Filter these entries, keeping only lines that hold the word "mysql".

* begin Material for this exercise *

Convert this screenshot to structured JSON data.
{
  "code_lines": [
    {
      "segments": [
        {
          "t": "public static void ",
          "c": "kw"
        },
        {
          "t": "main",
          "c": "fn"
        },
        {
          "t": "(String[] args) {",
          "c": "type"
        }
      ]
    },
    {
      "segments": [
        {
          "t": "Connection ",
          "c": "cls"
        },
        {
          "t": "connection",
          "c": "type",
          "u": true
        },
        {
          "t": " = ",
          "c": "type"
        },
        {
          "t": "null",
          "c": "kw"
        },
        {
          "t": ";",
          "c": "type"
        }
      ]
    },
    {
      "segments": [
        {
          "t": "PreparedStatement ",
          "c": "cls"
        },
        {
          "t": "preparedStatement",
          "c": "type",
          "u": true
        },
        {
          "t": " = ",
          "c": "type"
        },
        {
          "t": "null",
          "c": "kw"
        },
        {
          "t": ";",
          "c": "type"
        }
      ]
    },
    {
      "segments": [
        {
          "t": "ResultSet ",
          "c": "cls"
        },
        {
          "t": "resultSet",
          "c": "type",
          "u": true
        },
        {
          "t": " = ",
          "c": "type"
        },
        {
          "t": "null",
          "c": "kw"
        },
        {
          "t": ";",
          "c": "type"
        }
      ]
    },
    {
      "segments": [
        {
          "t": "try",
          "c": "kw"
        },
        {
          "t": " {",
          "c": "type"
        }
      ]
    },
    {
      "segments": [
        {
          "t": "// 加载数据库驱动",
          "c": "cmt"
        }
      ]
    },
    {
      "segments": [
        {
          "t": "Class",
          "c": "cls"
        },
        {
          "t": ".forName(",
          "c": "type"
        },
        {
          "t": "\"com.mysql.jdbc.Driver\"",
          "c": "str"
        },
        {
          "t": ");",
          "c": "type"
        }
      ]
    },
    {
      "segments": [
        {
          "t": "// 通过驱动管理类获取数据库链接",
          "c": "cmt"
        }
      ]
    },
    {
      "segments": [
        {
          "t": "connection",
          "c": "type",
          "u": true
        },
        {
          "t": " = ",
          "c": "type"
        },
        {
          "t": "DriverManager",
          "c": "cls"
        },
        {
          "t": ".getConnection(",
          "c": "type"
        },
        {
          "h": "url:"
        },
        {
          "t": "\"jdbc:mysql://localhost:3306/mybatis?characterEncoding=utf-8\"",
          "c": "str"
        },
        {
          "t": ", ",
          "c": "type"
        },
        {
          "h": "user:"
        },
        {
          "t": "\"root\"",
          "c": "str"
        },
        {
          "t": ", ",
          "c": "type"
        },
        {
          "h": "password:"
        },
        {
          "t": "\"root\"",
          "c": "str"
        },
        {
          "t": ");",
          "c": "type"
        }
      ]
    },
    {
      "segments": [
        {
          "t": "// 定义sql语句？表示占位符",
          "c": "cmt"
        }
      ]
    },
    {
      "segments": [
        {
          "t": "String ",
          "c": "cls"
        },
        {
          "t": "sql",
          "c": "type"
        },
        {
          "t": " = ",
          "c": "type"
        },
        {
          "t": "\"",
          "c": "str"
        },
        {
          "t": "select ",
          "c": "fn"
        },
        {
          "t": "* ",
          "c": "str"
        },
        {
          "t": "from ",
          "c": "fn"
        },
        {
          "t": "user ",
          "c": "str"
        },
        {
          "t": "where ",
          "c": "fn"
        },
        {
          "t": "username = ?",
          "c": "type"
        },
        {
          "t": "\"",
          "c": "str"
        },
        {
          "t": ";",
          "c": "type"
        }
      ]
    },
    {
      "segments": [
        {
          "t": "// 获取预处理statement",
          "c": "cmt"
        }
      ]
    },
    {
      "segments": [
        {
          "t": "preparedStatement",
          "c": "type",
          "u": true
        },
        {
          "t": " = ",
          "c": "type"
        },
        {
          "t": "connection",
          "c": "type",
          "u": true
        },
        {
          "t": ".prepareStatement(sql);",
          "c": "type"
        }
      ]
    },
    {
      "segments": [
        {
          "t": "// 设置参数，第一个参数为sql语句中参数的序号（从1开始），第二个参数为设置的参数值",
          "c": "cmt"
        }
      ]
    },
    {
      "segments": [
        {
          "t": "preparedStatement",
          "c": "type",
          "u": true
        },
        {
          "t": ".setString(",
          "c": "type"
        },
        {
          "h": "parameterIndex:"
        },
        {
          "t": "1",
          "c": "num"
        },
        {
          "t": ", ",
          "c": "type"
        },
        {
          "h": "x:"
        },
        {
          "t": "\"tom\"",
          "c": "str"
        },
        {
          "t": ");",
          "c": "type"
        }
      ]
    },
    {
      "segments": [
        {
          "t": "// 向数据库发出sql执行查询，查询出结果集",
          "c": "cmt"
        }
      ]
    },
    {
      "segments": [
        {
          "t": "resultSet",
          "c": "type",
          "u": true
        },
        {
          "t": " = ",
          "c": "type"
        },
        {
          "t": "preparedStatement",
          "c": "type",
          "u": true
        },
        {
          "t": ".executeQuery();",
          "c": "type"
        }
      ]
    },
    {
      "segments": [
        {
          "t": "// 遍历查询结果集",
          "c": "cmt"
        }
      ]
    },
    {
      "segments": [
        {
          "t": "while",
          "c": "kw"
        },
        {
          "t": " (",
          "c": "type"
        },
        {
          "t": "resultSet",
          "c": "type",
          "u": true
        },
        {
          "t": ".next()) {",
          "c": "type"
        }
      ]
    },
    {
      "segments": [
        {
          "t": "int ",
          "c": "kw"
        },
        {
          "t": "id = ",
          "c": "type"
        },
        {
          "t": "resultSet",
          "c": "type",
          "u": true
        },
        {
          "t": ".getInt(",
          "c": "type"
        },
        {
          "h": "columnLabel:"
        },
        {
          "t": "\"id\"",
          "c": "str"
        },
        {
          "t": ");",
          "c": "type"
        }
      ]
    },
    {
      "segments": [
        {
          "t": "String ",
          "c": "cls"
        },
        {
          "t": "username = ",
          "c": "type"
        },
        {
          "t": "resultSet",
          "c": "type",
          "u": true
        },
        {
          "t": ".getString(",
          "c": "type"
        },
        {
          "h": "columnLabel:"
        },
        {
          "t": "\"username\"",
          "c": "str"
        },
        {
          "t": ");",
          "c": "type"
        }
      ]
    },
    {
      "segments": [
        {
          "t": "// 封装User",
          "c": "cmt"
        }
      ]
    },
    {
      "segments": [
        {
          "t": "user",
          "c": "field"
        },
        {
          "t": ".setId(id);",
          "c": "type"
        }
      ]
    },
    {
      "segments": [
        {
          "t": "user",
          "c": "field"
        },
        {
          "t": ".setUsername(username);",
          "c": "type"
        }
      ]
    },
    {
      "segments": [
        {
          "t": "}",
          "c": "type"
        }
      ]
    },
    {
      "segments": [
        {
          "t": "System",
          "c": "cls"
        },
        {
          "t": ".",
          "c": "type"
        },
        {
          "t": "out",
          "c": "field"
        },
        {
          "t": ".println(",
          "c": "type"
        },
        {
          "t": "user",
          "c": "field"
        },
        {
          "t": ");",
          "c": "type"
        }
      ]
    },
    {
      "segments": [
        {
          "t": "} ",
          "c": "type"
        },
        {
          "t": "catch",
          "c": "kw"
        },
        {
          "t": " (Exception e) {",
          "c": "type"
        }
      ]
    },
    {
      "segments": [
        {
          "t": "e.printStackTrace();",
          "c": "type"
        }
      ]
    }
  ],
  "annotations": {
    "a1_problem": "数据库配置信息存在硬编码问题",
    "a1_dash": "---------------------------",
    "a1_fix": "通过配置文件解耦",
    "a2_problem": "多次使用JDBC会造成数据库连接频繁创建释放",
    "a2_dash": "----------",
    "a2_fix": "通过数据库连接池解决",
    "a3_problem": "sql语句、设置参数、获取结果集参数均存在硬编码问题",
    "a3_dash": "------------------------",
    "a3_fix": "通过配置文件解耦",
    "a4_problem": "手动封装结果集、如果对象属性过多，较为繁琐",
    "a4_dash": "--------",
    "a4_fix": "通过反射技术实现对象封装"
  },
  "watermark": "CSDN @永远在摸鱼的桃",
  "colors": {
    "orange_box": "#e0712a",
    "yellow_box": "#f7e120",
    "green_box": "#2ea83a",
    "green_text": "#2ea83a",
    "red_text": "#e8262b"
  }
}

* end Material for this exercise *

#### Answer to the problem
          "t": "\"com.mysql.jdbc.Driver\"",
          "t": "\"jdbc:mysql://localhost:3306/mybatis?characterEncoding=utf-8\"",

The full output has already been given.